Please print the StackPack tutorial text from "Updating the StackPack" to "in the export.", character for character.

Text provided:
[Start of Attachment]
Locate the tutorial StackPack template (tutorial-tutorial://tutorial-1-component-template) among the templates. Check the checkbox in front of the template and use the Export Component Template Function button to export it.

Updating the StackPack

The exported component template will replace the tutorial-component-template.json.handlebarsfile in your StackPack. The export has a different structure than the file in our StackPack so we need to edit the file before updating the original. Specifically, the file in our StackPack contains only the handlebarsTemplate property in the export.

Open the exported file in an editor and make the following changes:

  • Replace the entire file with the contents of the handlebarsTemplate property

  • Replace escaped newlines (\n) with newline characters

  • Replace escaped quotes (\") with quote characters (")

After your edits, the exported file should look like this:

{
"_type": "Component",
"checks": [],
"streams": [{
"_type": "MetricStream",
"dataSource": \{{ get "urn:stackpack:common:data-source:stackstate-metrics" \}},
"dataType": "METRICS",
"id": -11,
"name": "test",
"query": {
"_type": "MetricTelemetryQuery",
"aggregation": "MEAN",
"conditions": [{
"key": "tags.related",
"value": "\{{ element.externalId \}}"
}],
"id": -13,
"metricField": "example.gauge"
},
"syncCreated": false
}],
"labels": [
\{{#if element.data.labels \}}
\{{# join element.data.labels "," "" "," \}}
{
"_type": "Label",
"name": "\{{ this \}}"
}
\{{/ join \}}
\{{/if\}}
{
"_type": "Label",
"name": "tutorial:tutorial://tutorial-1"
}
\{{#if element.data.tags \}}
\{{# join element.data.tags "," "," "" \}}
{
"_type": "Label",
"name": "\{{ this \}}"
}
\{{/ join \}}
\{{/if\}}
],
"name": "\{{#if element.data.name\}}\{{ element.data.name \}}\{{else\}}\{{ element.externalId \}}\{{/if\}}",
\{{#if element.data.description\}}
"description": "\{{ element.data.description \}}",
\{{/if\}}
"type" : \{{ resolveOrCreate "ComponentType" element.type.name "Tutorial Component" \}},
"version": "\{{ element.data.version \}}",
"layer": \{{ resolveOrCreate "Layer" element.data.layer "Tutorial Components" \}},
"domain": \{{ resolveOrCreate "Domain" element.data.domain "Tutorial Domain" \}},
"environments": [
\{{ resolveOrCreate "Environment" element.data.environment "Tutorial Environment" \}}
]
}

Now replace the file in your StackPack with the above JSON.
[End of Attachment]
Source material:
[Start of Attachment]
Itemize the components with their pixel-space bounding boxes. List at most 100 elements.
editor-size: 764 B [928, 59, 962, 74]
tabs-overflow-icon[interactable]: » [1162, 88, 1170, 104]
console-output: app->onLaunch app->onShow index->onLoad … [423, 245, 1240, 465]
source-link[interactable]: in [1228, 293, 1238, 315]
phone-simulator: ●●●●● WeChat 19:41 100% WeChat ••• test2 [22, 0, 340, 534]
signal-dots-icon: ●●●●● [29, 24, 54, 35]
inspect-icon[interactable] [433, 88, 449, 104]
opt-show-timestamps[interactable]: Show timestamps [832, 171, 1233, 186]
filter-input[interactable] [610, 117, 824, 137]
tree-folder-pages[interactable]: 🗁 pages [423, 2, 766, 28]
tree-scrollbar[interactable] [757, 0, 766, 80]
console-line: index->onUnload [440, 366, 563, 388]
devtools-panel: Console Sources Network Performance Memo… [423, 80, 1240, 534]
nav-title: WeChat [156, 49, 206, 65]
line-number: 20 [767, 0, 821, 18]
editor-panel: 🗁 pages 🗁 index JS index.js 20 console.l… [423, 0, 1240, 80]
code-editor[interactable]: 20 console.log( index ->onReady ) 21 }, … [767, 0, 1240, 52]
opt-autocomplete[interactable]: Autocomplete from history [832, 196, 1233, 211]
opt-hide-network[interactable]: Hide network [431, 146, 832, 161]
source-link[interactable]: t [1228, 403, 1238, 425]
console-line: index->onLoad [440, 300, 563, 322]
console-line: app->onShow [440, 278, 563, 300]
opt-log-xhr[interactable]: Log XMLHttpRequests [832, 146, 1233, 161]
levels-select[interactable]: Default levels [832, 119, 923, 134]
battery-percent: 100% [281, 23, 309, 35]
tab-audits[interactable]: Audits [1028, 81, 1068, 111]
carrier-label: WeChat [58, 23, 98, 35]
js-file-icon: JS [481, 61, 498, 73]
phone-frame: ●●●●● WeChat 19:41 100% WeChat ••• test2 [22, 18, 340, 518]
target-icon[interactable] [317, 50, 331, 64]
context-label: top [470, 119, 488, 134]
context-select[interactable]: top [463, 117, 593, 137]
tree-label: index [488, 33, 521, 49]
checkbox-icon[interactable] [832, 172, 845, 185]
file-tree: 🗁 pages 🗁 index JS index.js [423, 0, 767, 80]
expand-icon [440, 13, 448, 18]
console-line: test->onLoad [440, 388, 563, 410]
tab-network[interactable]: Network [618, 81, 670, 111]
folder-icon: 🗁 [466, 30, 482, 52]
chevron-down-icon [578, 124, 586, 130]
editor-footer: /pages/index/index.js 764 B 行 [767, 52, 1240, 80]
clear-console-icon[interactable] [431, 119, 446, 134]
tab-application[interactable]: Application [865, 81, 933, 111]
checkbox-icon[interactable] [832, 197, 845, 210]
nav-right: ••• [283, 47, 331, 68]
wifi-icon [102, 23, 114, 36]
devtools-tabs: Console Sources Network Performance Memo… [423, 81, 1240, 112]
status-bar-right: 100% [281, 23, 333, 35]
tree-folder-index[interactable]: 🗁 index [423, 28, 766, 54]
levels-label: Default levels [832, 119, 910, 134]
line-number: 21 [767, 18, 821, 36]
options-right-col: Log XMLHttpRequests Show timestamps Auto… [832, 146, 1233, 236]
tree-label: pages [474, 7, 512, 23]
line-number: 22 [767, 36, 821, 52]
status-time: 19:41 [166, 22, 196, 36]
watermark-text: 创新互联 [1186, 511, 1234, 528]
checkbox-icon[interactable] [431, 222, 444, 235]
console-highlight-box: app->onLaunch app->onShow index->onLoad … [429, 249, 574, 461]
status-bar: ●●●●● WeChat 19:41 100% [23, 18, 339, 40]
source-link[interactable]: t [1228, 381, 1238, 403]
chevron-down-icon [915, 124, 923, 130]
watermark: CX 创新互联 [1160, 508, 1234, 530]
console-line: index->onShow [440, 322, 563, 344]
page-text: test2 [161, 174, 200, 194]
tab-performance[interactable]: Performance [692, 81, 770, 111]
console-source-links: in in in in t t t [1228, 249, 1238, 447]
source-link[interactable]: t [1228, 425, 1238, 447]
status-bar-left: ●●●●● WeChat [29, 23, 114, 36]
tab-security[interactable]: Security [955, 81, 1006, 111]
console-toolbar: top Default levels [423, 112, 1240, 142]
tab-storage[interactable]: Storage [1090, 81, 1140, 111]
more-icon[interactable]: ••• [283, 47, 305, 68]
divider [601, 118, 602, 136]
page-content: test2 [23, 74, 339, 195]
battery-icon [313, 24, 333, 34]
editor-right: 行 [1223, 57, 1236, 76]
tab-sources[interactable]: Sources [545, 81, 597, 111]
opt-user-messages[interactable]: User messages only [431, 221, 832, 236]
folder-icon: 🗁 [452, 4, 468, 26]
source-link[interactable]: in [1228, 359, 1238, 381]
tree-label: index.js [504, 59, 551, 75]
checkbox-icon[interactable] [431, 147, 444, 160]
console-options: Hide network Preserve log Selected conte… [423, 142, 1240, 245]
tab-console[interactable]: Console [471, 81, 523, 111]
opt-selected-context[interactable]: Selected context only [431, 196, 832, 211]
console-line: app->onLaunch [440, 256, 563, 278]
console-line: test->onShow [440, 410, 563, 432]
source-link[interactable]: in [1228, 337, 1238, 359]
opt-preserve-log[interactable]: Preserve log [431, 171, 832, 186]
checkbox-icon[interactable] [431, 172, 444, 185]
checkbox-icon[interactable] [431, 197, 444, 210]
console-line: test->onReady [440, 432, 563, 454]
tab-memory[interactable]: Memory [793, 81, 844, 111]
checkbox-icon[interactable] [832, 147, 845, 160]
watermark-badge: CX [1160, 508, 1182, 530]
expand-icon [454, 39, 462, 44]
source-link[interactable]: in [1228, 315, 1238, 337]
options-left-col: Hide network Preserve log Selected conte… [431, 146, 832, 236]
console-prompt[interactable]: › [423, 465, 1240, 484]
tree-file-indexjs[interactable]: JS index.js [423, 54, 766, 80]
[End of Attachment]
Answer:
Updating the StackPack

The exported component template will replace the tutorial-component-template.json.handlebarsfile in your StackPack. The export has a different structure than the file in our StackPack so we need to edit the file before updating the original. Specifically, the file in our StackPack contains only the handlebarsTemplate property in the export.